-- Aim of the exercise --
From the listing below, pull out every line where the string "åldersgrupp" appears.

Records from a data collection
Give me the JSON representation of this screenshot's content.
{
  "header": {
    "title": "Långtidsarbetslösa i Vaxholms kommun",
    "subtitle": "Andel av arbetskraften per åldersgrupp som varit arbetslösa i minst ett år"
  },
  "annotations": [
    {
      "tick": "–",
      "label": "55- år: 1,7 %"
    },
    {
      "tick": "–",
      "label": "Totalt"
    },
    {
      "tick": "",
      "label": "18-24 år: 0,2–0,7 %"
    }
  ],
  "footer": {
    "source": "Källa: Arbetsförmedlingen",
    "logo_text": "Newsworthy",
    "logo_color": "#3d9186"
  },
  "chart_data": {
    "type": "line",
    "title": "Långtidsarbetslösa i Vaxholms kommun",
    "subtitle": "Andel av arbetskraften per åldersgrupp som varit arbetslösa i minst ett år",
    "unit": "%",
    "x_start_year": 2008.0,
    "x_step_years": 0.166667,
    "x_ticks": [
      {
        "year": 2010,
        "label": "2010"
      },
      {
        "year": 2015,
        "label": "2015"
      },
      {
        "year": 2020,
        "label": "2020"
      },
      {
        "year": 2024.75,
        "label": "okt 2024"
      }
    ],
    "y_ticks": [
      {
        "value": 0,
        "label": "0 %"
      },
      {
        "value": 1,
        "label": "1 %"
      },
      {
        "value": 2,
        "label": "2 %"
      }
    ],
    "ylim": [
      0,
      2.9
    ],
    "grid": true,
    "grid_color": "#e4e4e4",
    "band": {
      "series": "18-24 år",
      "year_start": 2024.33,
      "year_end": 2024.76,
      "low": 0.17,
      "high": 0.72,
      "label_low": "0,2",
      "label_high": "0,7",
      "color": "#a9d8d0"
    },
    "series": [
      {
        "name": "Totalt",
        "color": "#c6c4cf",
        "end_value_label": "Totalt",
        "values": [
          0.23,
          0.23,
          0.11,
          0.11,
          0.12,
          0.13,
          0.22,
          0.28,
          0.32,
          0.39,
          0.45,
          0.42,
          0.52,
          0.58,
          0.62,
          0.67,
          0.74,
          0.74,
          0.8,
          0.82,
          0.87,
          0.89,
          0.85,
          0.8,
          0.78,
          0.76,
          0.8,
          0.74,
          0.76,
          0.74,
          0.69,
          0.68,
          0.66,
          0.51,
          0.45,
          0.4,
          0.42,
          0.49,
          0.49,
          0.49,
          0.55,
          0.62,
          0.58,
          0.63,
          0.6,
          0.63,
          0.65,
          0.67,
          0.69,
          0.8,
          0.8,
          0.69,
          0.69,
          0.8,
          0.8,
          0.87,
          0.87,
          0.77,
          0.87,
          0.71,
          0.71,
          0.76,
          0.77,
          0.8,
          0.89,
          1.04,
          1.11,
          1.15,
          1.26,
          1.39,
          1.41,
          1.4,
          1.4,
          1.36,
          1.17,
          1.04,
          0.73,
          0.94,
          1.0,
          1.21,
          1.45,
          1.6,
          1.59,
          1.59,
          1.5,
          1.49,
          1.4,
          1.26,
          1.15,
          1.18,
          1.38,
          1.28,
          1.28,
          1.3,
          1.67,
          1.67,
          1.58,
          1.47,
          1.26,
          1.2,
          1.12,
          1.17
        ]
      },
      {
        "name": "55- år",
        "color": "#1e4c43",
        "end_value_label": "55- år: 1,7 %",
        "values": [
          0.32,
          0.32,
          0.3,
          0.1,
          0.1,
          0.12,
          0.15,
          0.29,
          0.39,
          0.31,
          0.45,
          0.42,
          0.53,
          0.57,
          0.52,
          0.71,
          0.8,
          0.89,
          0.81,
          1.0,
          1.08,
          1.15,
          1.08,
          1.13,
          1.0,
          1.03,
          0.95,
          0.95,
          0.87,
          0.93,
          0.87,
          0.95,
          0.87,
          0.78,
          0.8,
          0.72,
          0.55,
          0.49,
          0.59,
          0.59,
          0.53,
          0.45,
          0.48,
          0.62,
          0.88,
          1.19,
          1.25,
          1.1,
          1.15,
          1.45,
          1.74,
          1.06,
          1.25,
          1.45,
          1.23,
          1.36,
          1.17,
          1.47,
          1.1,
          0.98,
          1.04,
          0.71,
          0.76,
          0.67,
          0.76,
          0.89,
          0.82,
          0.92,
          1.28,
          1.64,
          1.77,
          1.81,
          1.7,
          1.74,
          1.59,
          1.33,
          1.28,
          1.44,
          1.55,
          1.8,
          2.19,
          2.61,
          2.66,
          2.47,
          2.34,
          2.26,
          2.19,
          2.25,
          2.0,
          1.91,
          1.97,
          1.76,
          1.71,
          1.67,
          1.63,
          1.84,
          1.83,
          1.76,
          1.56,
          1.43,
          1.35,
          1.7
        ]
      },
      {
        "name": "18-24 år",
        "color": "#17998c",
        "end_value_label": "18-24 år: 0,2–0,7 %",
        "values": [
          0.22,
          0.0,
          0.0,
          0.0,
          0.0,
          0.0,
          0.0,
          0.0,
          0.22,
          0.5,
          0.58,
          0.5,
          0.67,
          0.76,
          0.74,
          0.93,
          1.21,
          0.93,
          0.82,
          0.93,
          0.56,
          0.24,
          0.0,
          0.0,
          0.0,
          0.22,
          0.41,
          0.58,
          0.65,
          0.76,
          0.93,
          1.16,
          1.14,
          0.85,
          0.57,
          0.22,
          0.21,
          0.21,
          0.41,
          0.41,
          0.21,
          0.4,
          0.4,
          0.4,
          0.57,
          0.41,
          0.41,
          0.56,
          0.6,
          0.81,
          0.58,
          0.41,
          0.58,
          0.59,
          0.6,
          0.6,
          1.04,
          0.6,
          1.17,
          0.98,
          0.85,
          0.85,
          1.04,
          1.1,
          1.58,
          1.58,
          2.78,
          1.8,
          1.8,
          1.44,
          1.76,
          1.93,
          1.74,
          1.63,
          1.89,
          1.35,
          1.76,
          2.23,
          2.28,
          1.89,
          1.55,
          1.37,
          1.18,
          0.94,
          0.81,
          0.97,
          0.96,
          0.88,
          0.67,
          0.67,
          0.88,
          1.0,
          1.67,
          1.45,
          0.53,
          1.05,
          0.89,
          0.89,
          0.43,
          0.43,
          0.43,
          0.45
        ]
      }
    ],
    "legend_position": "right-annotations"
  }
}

-- Result of the task --
    "subtitle": "Andel av arbetskraften per åldersgrupp som varit arbetslösa i minst ett år"
    "subtitle": "Andel av arbetskraften per åldersgrupp som varit arbetslösa i minst ett år",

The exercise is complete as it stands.